[Dataset rows about figures]
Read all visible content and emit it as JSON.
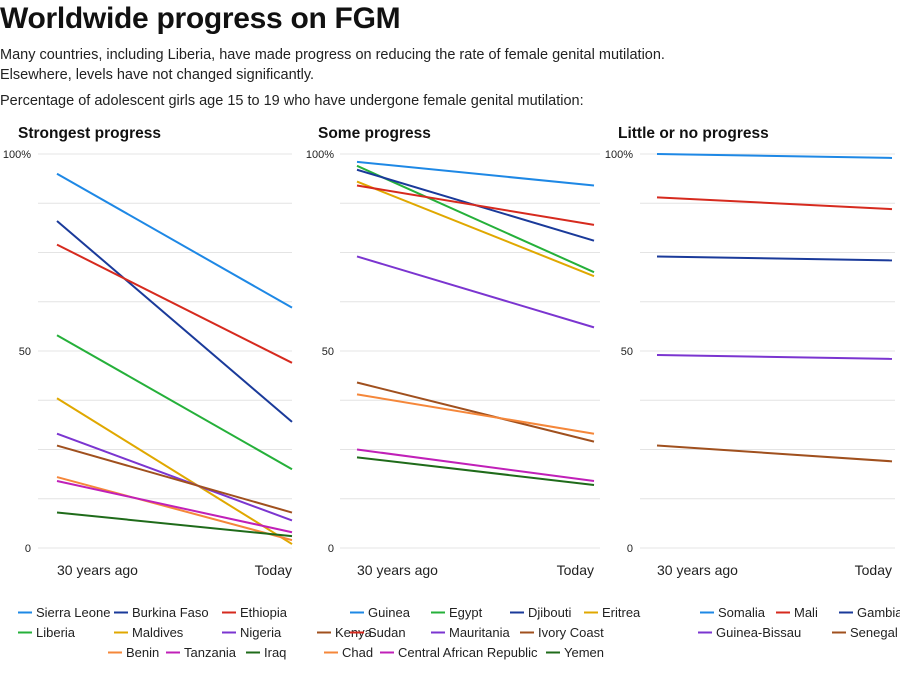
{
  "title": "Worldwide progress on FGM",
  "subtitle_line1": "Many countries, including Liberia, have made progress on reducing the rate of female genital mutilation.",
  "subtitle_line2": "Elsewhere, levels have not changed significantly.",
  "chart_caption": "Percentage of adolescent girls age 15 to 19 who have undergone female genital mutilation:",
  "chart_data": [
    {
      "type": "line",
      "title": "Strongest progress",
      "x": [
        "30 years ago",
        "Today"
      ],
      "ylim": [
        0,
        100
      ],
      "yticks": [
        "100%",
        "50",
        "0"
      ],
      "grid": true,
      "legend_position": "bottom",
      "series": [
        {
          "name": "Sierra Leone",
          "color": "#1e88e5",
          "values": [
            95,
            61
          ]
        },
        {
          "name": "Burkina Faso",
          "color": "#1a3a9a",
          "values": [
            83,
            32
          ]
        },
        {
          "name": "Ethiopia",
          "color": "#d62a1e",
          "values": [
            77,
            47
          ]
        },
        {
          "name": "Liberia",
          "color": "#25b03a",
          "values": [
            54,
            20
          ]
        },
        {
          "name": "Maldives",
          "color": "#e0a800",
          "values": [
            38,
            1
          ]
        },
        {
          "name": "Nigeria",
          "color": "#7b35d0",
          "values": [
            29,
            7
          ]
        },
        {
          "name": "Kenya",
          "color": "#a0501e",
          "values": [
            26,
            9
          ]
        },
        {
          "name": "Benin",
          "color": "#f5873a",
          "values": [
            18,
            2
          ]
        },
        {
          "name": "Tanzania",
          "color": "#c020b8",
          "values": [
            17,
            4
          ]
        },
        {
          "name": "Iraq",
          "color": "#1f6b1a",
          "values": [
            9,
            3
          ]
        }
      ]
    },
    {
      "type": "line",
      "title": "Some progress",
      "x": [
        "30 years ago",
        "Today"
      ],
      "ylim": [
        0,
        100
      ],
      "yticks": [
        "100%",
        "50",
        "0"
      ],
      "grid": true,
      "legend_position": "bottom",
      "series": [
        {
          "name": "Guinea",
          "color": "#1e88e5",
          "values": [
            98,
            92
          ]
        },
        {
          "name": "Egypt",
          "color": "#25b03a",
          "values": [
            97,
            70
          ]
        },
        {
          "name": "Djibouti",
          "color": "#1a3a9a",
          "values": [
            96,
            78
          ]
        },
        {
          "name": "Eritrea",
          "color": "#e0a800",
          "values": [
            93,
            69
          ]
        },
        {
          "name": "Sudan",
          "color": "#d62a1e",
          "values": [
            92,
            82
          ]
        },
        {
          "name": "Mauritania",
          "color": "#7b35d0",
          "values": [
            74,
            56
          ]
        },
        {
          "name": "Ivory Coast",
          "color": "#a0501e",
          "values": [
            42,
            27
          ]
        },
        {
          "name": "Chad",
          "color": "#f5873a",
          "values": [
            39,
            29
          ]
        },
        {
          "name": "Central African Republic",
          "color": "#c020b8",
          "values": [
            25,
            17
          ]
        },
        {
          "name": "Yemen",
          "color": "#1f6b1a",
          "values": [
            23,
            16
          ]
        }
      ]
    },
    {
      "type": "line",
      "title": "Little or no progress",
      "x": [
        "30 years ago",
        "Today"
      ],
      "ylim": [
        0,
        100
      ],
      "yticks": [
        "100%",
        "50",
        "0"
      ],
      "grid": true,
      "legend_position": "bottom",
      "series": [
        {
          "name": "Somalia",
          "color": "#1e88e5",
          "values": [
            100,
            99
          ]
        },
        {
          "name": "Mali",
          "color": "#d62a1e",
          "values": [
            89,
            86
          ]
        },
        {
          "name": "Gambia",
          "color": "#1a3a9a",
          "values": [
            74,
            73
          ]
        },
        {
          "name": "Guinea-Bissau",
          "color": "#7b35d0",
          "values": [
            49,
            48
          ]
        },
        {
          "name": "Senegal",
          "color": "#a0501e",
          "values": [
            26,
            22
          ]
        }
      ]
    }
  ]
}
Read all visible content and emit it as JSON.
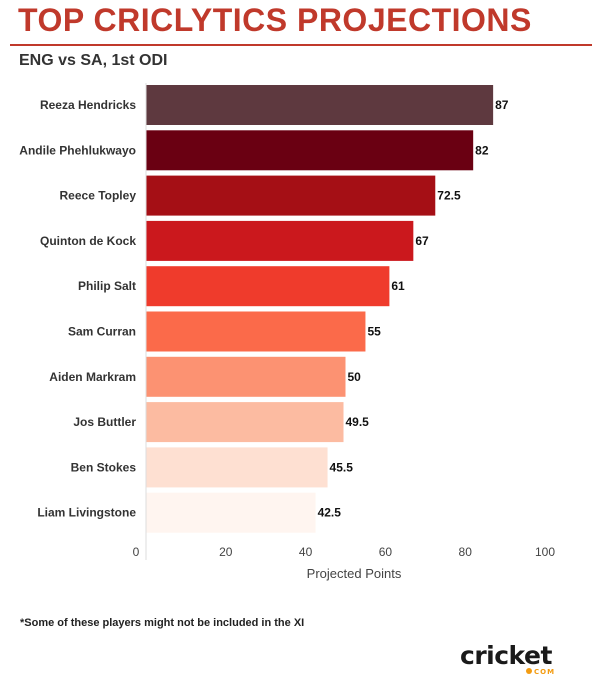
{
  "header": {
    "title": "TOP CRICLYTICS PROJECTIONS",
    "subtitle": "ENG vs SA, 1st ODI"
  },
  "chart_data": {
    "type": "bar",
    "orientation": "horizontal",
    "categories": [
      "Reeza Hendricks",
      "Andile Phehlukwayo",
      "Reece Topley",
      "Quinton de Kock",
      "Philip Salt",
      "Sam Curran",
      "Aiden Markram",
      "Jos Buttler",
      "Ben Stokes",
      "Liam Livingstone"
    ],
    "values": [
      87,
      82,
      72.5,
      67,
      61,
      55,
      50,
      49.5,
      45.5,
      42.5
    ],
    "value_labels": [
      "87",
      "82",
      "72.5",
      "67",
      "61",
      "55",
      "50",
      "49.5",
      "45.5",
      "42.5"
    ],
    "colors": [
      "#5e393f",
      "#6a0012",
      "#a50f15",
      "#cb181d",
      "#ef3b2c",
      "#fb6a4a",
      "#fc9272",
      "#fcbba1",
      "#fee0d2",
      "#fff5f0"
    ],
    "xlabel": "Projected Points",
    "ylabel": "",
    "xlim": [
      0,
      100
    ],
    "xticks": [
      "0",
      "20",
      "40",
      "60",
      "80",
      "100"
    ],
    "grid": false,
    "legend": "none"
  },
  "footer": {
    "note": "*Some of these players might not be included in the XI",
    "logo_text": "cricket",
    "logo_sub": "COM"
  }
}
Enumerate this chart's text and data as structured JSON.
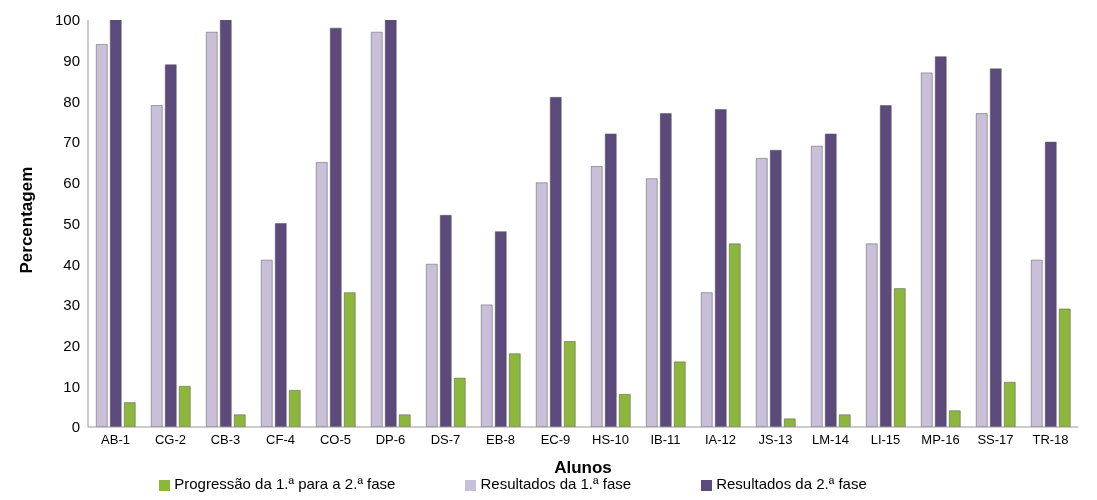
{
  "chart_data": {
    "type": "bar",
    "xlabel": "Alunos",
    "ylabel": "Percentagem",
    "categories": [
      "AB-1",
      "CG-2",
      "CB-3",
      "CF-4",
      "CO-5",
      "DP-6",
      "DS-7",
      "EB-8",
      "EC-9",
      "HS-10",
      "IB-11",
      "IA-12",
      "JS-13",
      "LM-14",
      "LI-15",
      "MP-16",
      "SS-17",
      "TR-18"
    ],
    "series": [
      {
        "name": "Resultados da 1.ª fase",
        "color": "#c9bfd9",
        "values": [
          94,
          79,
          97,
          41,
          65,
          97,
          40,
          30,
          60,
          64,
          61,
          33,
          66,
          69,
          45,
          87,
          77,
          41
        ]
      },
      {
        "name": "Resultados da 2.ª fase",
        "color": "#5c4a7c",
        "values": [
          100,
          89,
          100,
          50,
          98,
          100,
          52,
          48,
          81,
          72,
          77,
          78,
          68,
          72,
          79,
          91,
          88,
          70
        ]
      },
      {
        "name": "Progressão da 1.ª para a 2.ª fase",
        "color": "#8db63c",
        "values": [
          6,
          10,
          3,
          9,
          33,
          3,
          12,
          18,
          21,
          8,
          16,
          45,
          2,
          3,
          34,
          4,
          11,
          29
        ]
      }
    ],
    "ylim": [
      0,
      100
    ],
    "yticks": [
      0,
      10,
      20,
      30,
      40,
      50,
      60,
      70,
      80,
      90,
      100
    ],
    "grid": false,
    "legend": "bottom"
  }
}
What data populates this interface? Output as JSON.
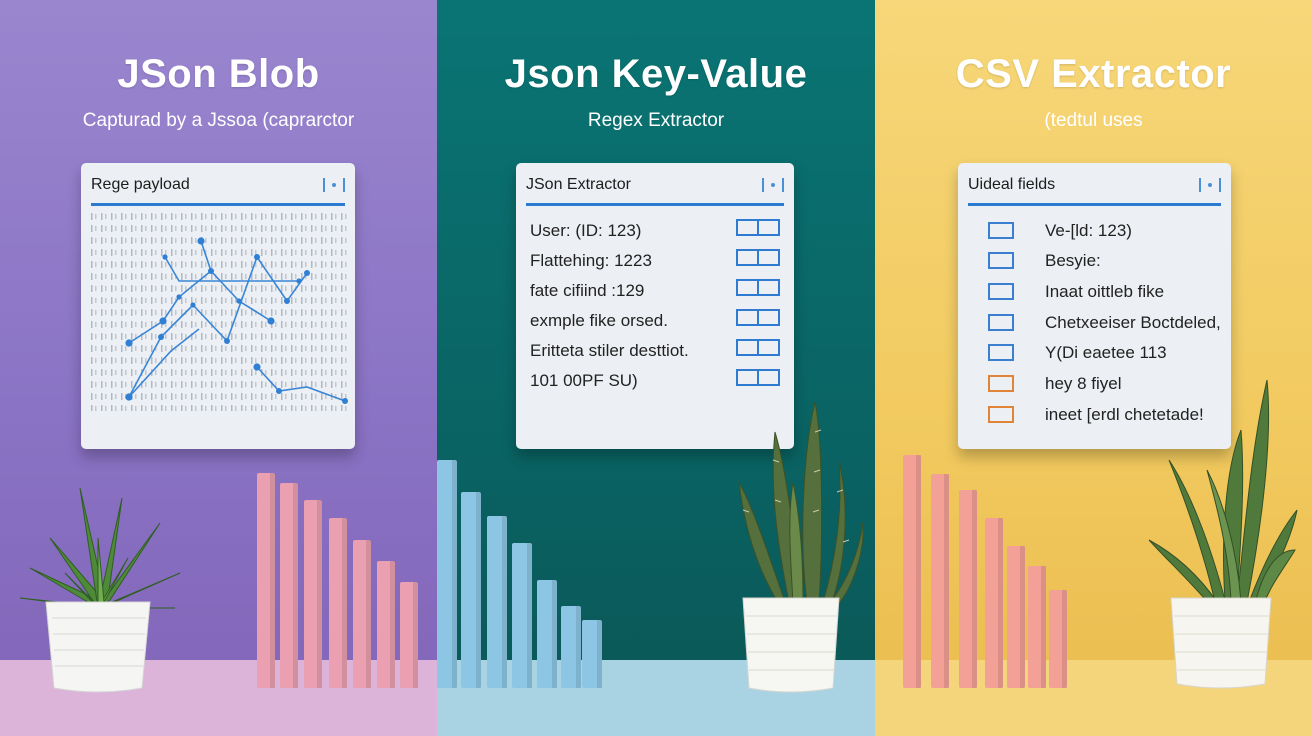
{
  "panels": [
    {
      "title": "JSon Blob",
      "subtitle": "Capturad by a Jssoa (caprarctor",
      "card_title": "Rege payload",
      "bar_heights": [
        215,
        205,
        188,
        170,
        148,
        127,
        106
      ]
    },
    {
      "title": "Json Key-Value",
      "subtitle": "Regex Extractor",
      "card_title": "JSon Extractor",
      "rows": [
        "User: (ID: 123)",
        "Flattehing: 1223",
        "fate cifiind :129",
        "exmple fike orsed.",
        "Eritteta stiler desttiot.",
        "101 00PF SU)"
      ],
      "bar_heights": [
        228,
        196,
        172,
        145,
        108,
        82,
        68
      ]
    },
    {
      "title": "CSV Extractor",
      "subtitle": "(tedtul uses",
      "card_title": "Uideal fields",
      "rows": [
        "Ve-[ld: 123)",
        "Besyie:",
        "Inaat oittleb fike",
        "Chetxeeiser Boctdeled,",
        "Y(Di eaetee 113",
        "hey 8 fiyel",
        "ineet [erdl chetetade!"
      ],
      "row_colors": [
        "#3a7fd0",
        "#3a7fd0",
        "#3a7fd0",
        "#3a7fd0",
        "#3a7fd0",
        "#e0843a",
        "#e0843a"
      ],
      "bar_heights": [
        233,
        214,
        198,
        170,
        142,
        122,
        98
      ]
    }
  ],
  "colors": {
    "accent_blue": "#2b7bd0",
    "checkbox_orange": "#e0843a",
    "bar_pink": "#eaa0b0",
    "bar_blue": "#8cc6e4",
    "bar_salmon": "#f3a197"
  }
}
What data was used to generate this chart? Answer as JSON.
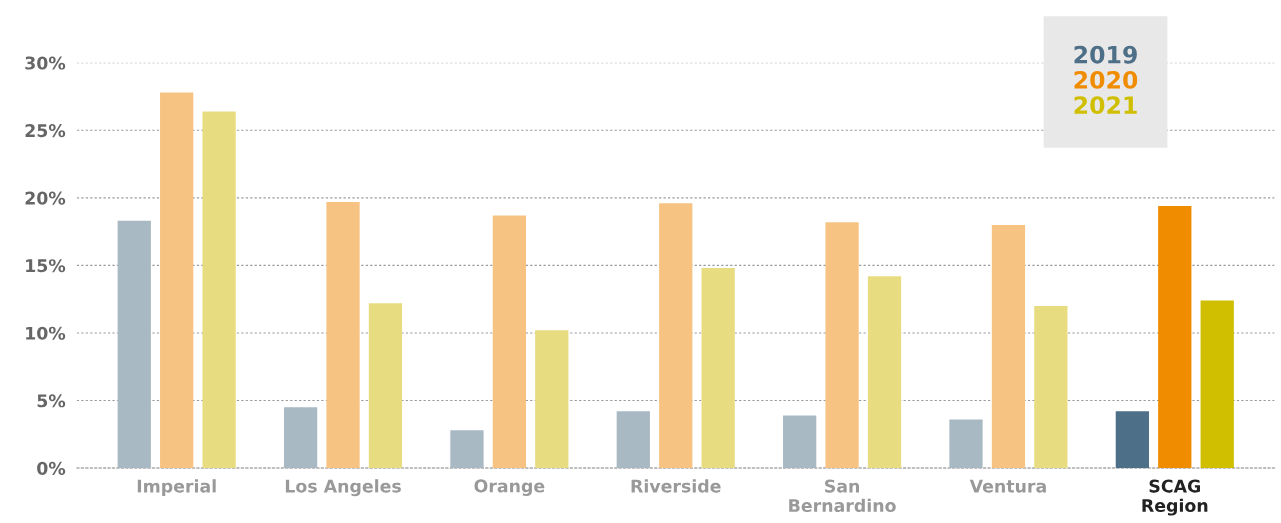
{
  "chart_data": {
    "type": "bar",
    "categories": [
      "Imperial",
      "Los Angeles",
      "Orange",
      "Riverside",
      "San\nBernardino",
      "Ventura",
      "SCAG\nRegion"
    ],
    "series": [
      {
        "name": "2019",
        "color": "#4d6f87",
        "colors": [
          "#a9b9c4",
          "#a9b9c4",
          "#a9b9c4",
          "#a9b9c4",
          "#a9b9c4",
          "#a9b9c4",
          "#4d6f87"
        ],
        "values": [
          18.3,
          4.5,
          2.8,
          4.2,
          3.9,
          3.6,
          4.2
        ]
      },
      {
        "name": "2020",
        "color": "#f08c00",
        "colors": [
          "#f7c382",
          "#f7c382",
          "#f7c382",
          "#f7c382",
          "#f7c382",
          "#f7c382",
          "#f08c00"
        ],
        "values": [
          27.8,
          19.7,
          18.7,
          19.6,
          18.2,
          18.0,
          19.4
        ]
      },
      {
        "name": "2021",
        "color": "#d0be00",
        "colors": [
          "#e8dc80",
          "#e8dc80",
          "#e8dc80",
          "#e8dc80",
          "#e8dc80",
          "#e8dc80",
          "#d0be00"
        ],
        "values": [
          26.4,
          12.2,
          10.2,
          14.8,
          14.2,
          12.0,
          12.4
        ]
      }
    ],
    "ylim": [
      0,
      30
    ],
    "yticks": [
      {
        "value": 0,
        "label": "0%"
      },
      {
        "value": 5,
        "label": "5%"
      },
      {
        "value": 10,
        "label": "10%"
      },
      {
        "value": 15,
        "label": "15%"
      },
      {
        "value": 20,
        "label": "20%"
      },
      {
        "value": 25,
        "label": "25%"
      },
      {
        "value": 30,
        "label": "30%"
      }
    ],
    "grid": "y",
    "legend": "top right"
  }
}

- **WHAT IS REQUIRED**
Show every line where the string "genital" appears.

- **FULL OUTPUT**
  "subtitle_line1": "Many countries, including Liberia, have made progress on reducing the rate of female genital mutilation.",
  "chart_caption": "Percentage of adolescent girls age 15 to 19 who have undergone female genital mutilation:",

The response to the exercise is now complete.